All of the listing below must be repeated word for word. Pictures are the only thing to omit.
┄┄┄┄┄┄
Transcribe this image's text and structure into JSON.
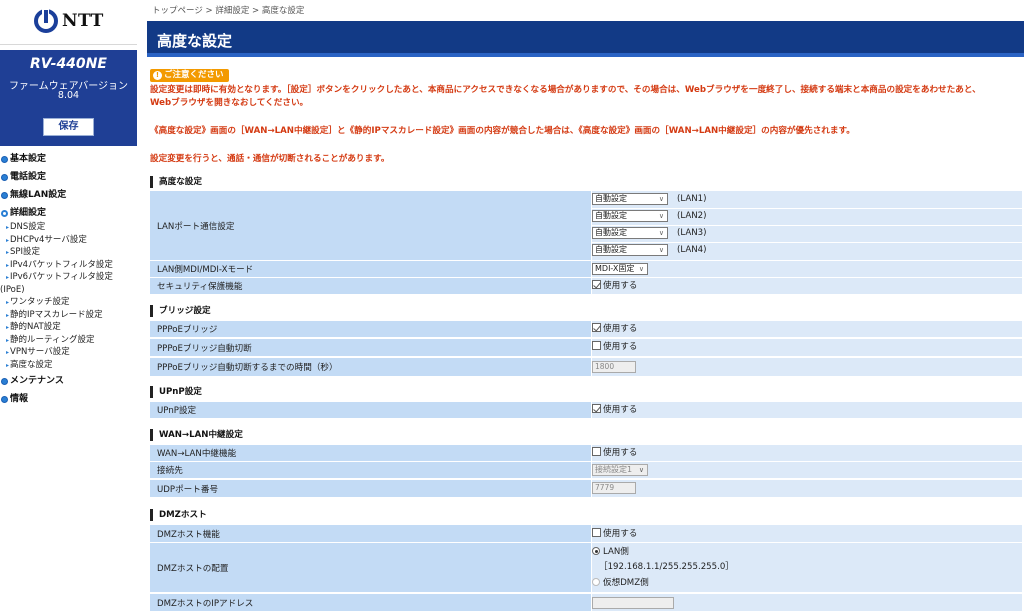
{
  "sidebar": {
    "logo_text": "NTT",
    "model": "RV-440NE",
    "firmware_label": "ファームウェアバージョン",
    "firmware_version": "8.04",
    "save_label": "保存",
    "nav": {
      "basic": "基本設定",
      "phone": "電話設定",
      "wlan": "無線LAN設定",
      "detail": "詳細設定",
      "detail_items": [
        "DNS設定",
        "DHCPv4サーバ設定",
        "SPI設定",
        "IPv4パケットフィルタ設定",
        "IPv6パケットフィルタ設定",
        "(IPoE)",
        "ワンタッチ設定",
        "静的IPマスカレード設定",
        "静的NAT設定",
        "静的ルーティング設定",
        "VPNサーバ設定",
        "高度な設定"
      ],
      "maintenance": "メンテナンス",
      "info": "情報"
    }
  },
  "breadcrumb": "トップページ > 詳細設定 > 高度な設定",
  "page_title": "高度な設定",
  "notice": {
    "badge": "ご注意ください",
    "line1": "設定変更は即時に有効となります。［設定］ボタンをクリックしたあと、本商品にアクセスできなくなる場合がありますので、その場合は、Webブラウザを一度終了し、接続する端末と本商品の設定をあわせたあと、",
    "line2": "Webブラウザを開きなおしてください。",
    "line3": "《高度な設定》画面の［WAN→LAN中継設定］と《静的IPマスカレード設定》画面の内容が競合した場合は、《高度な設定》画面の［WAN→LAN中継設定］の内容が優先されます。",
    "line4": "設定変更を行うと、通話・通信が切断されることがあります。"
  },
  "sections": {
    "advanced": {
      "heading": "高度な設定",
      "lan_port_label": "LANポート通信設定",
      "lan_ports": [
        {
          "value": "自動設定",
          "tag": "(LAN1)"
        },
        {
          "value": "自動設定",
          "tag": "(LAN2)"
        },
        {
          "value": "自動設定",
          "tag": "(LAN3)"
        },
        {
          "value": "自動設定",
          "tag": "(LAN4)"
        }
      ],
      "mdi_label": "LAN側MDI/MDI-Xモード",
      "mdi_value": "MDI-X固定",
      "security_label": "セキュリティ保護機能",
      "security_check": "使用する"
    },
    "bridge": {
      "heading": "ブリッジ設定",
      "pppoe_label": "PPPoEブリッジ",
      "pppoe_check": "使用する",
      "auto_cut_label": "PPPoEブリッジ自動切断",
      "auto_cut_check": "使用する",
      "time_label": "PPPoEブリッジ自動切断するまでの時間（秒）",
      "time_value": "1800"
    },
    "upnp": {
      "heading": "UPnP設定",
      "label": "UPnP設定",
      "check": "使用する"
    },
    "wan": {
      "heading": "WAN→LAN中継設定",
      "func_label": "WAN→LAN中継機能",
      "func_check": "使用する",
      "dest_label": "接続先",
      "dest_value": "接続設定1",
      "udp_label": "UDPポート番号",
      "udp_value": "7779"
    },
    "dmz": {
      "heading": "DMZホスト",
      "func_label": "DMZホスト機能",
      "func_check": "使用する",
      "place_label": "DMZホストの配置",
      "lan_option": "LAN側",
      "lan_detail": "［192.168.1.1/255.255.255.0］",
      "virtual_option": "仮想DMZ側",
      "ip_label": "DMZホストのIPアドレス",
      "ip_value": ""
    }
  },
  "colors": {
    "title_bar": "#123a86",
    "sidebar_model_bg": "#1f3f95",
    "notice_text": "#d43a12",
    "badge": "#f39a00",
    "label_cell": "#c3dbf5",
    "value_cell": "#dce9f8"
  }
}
┄┄┄┄┄┄
## Written reply
Transcribe this image's text and structure into JSON.
{
  "sidebar": {
    "logo_text": "NTT",
    "model": "RV-440NE",
    "firmware_label": "ファームウェアバージョン",
    "firmware_version": "8.04",
    "save_label": "保存",
    "nav": {
      "basic": "基本設定",
      "phone": "電話設定",
      "wlan": "無線LAN設定",
      "detail": "詳細設定",
      "detail_items": [
        "DNS設定",
        "DHCPv4サーバ設定",
        "SPI設定",
        "IPv4パケットフィルタ設定",
        "IPv6パケットフィルタ設定",
        "(IPoE)",
        "ワンタッチ設定",
        "静的IPマスカレード設定",
        "静的NAT設定",
        "静的ルーティング設定",
        "VPNサーバ設定",
        "高度な設定"
      ],
      "maintenance": "メンテナンス",
      "info": "情報"
    }
  },
  "breadcrumb": "トップページ > 詳細設定 > 高度な設定",
  "page_title": "高度な設定",
  "notice": {
    "badge": "ご注意ください",
    "line1": "設定変更は即時に有効となります。［設定］ボタンをクリックしたあと、本商品にアクセスできなくなる場合がありますので、その場合は、Webブラウザを一度終了し、接続する端末と本商品の設定をあわせたあと、",
    "line2": "Webブラウザを開きなおしてください。",
    "line3": "《高度な設定》画面の［WAN→LAN中継設定］と《静的IPマスカレード設定》画面の内容が競合した場合は、《高度な設定》画面の［WAN→LAN中継設定］の内容が優先されます。",
    "line4": "設定変更を行うと、通話・通信が切断されることがあります。"
  },
  "sections": {
    "advanced": {
      "heading": "高度な設定",
      "lan_port_label": "LANポート通信設定",
      "lan_ports": [
        {
          "value": "自動設定",
          "tag": "(LAN1)"
        },
        {
          "value": "自動設定",
          "tag": "(LAN2)"
        },
        {
          "value": "自動設定",
          "tag": "(LAN3)"
        },
        {
          "value": "自動設定",
          "tag": "(LAN4)"
        }
      ],
      "mdi_label": "LAN側MDI/MDI-Xモード",
      "mdi_value": "MDI-X固定",
      "security_label": "セキュリティ保護機能",
      "security_check": "使用する"
    },
    "bridge": {
      "heading": "ブリッジ設定",
      "pppoe_label": "PPPoEブリッジ",
      "pppoe_check": "使用する",
      "auto_cut_label": "PPPoEブリッジ自動切断",
      "auto_cut_check": "使用する",
      "time_label": "PPPoEブリッジ自動切断するまでの時間（秒）",
      "time_value": "1800"
    },
    "upnp": {
      "heading": "UPnP設定",
      "label": "UPnP設定",
      "check": "使用する"
    },
    "wan": {
      "heading": "WAN→LAN中継設定",
      "func_label": "WAN→LAN中継機能",
      "func_check": "使用する",
      "dest_label": "接続先",
      "dest_value": "接続設定1",
      "udp_label": "UDPポート番号",
      "udp_value": "7779"
    },
    "dmz": {
      "heading": "DMZホスト",
      "func_label": "DMZホスト機能",
      "func_check": "使用する",
      "place_label": "DMZホストの配置",
      "lan_option": "LAN側",
      "lan_detail": "［192.168.1.1/255.255.255.0］",
      "virtual_option": "仮想DMZ側",
      "ip_label": "DMZホストのIPアドレス",
      "ip_value": ""
    }
  },
  "colors": {
    "title_bar": "#123a86",
    "sidebar_model_bg": "#1f3f95",
    "notice_text": "#d43a12",
    "badge": "#f39a00",
    "label_cell": "#c3dbf5",
    "value_cell": "#dce9f8"
  }
}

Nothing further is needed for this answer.